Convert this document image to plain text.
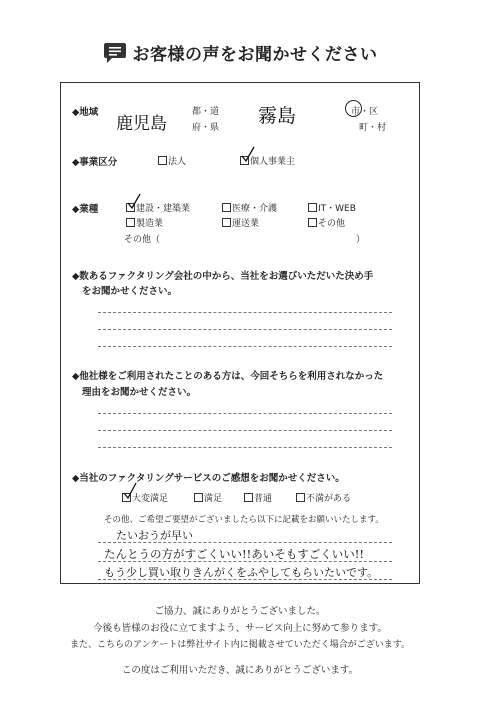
お客様の声をお聞かせください
◆地域
鹿児島
都・道
府・県
霧島	市・区
町・村
◆事業区分	法人	個人事業主
◆業種	建設・建築業	医療・介護	IT・WEB
製造業	運送業	その他
その他（	）
◆数あるファクタリング会社の中から、当社をお選びいただいた決め手
をお聞かせください。
◆他社様をご利用されたことのある方は、今回そちらを利用されなかった
理由をお聞かせください。
◆当社のファクタリングサービスのご感想をお聞かせください。
大変満足	満足	普通	不満がある
その他、ご希望ご要望がございましたら以下に記載をお願いいたします。
たいおうが早い
たんとうの方がすごくいい!!あいそもすごくいい!!
もう少し買い取りきんがくをふやしてもらいたいです。
ご協力、誠にありがとうございました。
今後も皆様のお役に立てますよう、サービス向上に努めて参ります。
また、こちらのアンケートは弊社サイト内に掲載させていただく場合がございます。
この度はご利用いただき、誠にありがとうございます。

####################

*Exercise goal*
In your copy, repeat each record exactly and include no pictures.

*Full response*
Convert this document image to plain text.
お客様の声をお聞かせください
◆地域
鹿児島
都・道
府・県
霧島	市・区
町・村
◆事業区分	法人	個人事業主
◆業種	建設・建築業	医療・介護	IT・WEB
製造業	運送業	その他
その他（	）
◆数あるファクタリング会社の中から、当社をお選びいただいた決め手
をお聞かせください。
◆他社様をご利用されたことのある方は、今回そちらを利用されなかった
理由をお聞かせください。
◆当社のファクタリングサービスのご感想をお聞かせください。
大変満足	満足	普通	不満がある
その他、ご希望ご要望がございましたら以下に記載をお願いいたします。
たいおうが早い
たんとうの方がすごくいい!!あいそもすごくいい!!
もう少し買い取りきんがくをふやしてもらいたいです。
ご協力、誠にありがとうございました。
今後も皆様のお役に立てますよう、サービス向上に努めて参ります。
また、こちらのアンケートは弊社サイト内に掲載させていただく場合がございます。
この度はご利用いただき、誠にありがとうございます。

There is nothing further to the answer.